- Brief
Write out the data below exactly as given, without any of its pictures.

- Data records
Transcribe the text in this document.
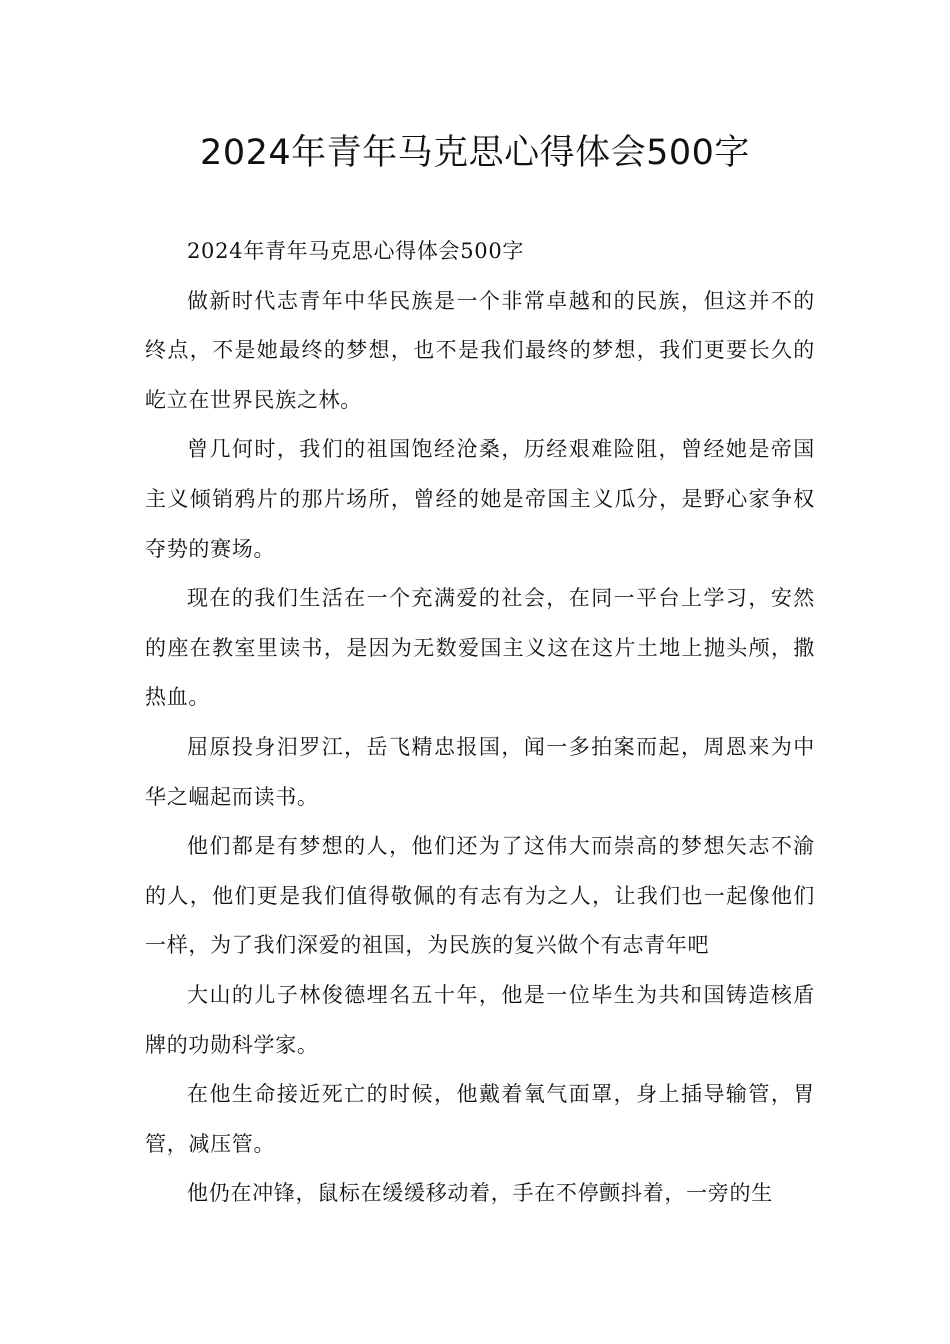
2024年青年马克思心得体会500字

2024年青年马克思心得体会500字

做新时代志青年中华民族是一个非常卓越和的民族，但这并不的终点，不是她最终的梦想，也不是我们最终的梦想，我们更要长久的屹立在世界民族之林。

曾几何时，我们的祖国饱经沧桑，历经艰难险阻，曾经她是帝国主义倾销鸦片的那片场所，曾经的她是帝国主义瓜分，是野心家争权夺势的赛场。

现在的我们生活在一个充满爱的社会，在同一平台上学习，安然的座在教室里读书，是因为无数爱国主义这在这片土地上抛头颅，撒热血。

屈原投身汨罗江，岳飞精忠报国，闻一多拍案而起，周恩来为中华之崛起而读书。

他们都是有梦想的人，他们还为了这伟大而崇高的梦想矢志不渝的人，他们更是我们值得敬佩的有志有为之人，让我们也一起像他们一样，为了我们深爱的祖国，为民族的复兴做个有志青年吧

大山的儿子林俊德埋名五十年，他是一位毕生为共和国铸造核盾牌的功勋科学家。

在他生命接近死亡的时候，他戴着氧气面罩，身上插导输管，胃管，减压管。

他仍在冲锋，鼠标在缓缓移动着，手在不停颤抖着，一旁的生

- Result for this exercise
Transcribe the text in this document.
2024年青年马克思心得体会500字

2024年青年马克思心得体会500字

做新时代志青年中华民族是一个非常卓越和的民族，但这并不的终点，不是她最终的梦想，也不是我们最终的梦想，我们更要长久的屹立在世界民族之林。

曾几何时，我们的祖国饱经沧桑，历经艰难险阻，曾经她是帝国主义倾销鸦片的那片场所，曾经的她是帝国主义瓜分，是野心家争权夺势的赛场。

现在的我们生活在一个充满爱的社会，在同一平台上学习，安然的座在教室里读书，是因为无数爱国主义这在这片土地上抛头颅，撒热血。

屈原投身汨罗江，岳飞精忠报国，闻一多拍案而起，周恩来为中华之崛起而读书。

他们都是有梦想的人，他们还为了这伟大而崇高的梦想矢志不渝的人，他们更是我们值得敬佩的有志有为之人，让我们也一起像他们一样，为了我们深爱的祖国，为民族的复兴做个有志青年吧

大山的儿子林俊德埋名五十年，他是一位毕生为共和国铸造核盾牌的功勋科学家。

在他生命接近死亡的时候，他戴着氧气面罩，身上插导输管，胃管，减压管。

他仍在冲锋，鼠标在缓缓移动着，手在不停颤抖着，一旁的生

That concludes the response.